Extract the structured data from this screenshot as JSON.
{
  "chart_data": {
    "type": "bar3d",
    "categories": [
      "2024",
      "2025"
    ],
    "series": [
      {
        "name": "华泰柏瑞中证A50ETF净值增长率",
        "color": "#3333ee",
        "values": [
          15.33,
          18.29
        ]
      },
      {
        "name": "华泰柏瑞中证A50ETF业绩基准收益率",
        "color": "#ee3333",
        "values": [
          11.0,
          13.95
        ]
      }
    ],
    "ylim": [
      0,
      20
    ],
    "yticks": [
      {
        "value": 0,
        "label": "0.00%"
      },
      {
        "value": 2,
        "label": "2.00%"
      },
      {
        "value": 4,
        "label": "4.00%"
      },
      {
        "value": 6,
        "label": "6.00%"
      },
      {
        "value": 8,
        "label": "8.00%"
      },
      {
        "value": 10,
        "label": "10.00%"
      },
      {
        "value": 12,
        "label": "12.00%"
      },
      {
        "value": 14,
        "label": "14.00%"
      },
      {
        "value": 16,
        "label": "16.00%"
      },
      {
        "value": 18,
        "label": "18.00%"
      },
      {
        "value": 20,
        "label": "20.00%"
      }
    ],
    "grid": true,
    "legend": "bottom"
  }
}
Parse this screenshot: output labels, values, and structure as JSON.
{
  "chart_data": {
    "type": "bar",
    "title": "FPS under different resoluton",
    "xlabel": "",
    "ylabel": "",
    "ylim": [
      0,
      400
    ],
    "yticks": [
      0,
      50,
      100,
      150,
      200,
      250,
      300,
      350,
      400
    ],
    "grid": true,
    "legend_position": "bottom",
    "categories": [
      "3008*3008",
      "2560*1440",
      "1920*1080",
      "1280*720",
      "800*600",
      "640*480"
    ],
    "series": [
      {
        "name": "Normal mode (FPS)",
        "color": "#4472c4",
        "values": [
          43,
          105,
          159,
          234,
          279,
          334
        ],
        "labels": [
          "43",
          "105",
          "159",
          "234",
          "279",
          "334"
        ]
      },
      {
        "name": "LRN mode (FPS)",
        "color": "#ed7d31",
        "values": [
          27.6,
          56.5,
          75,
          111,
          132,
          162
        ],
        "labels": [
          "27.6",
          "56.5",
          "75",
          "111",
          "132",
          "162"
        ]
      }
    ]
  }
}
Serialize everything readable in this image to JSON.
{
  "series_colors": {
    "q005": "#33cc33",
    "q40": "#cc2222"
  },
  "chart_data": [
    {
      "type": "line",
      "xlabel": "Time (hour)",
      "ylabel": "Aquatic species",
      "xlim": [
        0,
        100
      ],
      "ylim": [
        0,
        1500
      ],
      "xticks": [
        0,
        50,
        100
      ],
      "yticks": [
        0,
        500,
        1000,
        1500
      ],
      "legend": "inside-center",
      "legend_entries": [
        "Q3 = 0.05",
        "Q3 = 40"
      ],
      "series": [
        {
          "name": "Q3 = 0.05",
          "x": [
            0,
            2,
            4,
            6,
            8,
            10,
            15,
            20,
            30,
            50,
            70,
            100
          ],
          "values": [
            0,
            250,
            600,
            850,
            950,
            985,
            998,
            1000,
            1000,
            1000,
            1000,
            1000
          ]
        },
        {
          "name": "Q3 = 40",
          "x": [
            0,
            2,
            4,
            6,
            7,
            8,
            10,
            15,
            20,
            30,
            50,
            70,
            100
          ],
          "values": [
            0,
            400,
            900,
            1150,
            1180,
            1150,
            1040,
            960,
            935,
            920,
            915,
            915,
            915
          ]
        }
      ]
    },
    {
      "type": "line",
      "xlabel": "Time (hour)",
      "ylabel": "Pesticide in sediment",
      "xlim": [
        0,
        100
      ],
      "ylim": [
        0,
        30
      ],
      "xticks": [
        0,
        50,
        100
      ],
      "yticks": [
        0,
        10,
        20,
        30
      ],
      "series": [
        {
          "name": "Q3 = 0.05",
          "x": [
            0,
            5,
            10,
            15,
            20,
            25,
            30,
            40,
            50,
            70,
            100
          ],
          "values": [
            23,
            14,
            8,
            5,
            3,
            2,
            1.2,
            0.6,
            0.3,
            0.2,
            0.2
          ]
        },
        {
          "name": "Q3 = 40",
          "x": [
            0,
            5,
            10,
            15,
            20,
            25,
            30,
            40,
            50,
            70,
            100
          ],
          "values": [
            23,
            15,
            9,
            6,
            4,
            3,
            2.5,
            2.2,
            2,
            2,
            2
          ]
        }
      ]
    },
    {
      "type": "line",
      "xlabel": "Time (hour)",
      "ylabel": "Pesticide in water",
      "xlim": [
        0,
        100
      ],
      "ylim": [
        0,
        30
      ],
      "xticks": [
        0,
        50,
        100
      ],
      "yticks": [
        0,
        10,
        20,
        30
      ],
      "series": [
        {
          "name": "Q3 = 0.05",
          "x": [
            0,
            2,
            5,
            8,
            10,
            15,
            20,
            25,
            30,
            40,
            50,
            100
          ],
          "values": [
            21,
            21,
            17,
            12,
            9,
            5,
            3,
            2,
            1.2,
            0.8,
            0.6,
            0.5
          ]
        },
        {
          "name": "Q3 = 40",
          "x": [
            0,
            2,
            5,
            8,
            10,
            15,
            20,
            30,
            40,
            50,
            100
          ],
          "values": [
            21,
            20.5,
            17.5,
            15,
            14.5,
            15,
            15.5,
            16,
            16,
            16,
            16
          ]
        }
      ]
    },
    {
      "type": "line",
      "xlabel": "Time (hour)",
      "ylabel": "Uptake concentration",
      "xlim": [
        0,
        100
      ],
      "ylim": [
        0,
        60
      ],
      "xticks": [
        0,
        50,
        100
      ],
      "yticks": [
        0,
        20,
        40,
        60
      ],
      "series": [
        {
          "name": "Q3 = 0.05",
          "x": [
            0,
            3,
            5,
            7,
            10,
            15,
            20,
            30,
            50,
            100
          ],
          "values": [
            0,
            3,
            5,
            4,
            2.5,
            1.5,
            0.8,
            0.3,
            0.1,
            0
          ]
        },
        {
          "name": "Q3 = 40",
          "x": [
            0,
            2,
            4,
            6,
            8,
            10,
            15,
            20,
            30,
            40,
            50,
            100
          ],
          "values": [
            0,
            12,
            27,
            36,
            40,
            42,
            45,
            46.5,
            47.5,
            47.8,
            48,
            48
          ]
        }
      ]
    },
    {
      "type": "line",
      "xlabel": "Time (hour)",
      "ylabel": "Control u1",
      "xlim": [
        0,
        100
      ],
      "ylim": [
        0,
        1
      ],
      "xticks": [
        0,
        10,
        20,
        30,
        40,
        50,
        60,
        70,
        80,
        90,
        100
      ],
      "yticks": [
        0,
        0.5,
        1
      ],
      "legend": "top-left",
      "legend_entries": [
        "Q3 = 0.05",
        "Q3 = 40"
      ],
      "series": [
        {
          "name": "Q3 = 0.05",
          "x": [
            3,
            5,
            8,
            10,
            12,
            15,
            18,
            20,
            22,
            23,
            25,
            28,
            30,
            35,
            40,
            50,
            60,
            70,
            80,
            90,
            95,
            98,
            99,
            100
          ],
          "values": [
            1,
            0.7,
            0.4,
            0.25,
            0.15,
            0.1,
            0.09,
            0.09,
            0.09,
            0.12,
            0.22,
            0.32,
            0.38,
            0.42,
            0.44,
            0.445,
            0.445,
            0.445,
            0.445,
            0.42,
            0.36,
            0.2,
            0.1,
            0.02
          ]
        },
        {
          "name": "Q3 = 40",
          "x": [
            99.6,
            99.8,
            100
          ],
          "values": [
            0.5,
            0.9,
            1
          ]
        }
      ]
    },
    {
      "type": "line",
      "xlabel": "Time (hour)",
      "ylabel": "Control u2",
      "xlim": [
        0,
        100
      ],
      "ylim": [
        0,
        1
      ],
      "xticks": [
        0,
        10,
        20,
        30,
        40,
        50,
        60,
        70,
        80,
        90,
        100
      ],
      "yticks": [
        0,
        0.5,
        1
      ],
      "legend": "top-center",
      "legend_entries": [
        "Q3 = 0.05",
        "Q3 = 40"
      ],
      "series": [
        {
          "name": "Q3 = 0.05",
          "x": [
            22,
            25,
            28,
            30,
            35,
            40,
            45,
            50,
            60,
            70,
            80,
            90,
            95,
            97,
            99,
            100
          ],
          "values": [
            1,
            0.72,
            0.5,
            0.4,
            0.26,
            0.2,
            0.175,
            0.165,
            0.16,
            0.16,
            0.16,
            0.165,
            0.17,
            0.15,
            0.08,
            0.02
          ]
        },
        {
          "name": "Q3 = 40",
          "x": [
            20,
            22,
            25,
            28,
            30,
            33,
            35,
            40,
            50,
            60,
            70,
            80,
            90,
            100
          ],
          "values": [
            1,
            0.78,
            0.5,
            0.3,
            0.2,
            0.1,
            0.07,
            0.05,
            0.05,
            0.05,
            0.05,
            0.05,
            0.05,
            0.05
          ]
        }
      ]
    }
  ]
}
★ ★ ★ ★ ★
▸ Written exercise: Copy all lines above containing the string "Control".

▸ Task response:
      "ylabel": "Control u1",
      "ylabel": "Control u2",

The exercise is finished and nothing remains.